Given text:

☆ ☆ ☆ ☆

Snow Job on Jobs
New Krugman:
But back to the Romney jobs plan. As many people have noted, the plan has five points but contains no specifics. Loosely speaking, however, it calls for a return to Bushonomics: tax cuts for the wealthy plus weaker environmental protection. And Mr. Romney says that the plan would create 12 million jobs over the next four years.
And
So when the campaign says that these three studies support its claims about jobs, it is, to use the technical term, lying — just as it is when it says that six independent studies support its claims about taxes (they don’t).
What do Mr. Romney’s economic advisers actually believe? As best as I can tell, they’re placing their faith in the confidence fairy, in the belief that their candidate’s victory would inspire an employment boom without the need for any real change in policy. In fact, in his infamous Boca Raton “47 percent” remarks, Mr. Romney himself asserted that he would give a big boost to the economy simply by being elected, “without actually doing anything.” And what about the overwhelming evidence that our weak economy isn’t about confidence, it’s about the hangover from a terrible financial crisis? Never mind.
More here.
Yeah, Romney's got, as they say, nothin'.
Indeed, the entire Republican Party's got nothin'. They've been running, for thirty fucking years, on the whole neoliberal thing. That is, cutting taxes for the rich coupled with deregulating business as a way to grow the economy, which translates into prosperity for all. Thing is, and we know this because we've been doing it for thirty years, it just doesn't work that way. Indeed, economists have studied what the rich do with their tax cut savings, and it's pretty clear that they don't tend to reinvest it in their businesses. Meanwhile, it's also pretty clear that businesses have learned how to game the system such that productivity gains and economic growth do not translate into better wages and benefits--these three decades of neoliberal America have done nothing but make the rich richer and everybody else poorer.

☆ ☆ ☆ ☆

Questions:
#1 In the post on Romney's jobs plan, how many jobs does Romney say the plan would create, and over what period?
#2 Write the next part of the post on Romney's jobs plan, picking up after its final sentence.
The listing after this point comes from a separate source.

Dataset entries:
☆ ☆ ☆ ☆

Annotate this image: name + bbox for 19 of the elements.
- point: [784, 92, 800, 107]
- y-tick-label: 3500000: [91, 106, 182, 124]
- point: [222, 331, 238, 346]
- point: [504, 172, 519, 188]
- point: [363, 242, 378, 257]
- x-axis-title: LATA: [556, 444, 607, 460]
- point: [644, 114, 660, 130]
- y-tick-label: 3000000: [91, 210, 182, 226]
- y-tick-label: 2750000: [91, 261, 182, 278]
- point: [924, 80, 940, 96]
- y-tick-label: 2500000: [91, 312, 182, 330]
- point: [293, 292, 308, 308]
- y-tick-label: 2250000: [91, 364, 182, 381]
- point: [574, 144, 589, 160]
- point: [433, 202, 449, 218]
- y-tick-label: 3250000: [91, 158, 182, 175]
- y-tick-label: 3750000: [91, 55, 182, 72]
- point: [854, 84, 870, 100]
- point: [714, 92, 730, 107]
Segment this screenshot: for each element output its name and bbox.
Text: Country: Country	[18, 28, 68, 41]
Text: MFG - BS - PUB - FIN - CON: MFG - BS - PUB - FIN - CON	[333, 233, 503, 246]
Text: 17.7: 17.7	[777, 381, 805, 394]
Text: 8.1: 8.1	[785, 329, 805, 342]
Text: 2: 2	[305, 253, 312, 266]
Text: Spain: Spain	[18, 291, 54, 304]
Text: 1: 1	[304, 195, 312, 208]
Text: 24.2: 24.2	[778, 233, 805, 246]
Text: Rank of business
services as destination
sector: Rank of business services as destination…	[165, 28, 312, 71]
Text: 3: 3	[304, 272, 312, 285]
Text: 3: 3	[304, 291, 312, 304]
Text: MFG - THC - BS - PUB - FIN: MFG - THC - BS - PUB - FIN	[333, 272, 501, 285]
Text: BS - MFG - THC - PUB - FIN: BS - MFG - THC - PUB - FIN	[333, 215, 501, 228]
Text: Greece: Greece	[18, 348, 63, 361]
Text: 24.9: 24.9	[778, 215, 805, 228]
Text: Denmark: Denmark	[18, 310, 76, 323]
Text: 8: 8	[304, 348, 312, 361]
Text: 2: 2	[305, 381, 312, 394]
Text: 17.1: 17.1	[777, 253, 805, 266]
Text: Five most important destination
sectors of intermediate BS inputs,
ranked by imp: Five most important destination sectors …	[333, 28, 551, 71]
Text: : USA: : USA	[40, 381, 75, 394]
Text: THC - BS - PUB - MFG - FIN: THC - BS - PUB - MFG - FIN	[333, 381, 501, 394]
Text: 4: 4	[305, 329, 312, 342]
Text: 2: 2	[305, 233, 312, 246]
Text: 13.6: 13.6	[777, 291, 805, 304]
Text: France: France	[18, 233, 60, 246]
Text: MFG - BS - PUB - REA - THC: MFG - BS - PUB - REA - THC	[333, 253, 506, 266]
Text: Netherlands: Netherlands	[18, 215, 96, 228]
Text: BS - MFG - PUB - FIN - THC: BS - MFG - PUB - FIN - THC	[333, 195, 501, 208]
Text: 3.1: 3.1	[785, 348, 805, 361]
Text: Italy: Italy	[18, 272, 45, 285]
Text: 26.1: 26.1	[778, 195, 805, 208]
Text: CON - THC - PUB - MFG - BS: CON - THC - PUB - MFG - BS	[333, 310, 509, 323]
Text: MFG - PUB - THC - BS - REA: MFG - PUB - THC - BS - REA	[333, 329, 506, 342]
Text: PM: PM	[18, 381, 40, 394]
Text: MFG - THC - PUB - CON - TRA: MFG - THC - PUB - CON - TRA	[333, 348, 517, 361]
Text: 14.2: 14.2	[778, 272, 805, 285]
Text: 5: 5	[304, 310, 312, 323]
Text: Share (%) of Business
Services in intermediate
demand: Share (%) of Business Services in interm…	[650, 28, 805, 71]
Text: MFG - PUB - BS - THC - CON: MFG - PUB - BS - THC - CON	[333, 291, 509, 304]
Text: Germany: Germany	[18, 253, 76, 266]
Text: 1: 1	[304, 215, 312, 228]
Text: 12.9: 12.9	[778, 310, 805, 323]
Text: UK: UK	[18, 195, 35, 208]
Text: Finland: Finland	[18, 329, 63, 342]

☆ ☆ ☆ ☆

Numbered answers:
#1 12 million jobs over the next four years.

#2
What's amazing is that they continue to run on what is now obvious bullshit, and people continue to buy it.
Actually, what's most troubling is that so many Republicans appear to fully believe their own bullshit. I mean, Romney really does believe that his being elected to the Oval Office will so comfort businessmen that they'll expand the economy. Simply because a Republican is President. If that's not delusional, I don't know what is.
But that's what's on the line in this election. I mean, to some extent. The Democrats have been affected by this neoliberal mythology over the years, too--just look at their willingness to go after the deficit in ways that shred the social safety net. Obama is, in fact, a Kool-Aid drinker. But the Dems haven't embraced the dark side quite so much as the Republicans. That is, they enable corporate forces, too, but in a kinder, gentler way.
On the whole, I'd prefer somebody like Nader. But we're not going to get that. So I'm opting for the guy who doesn't have his head up his ass. At least that's something.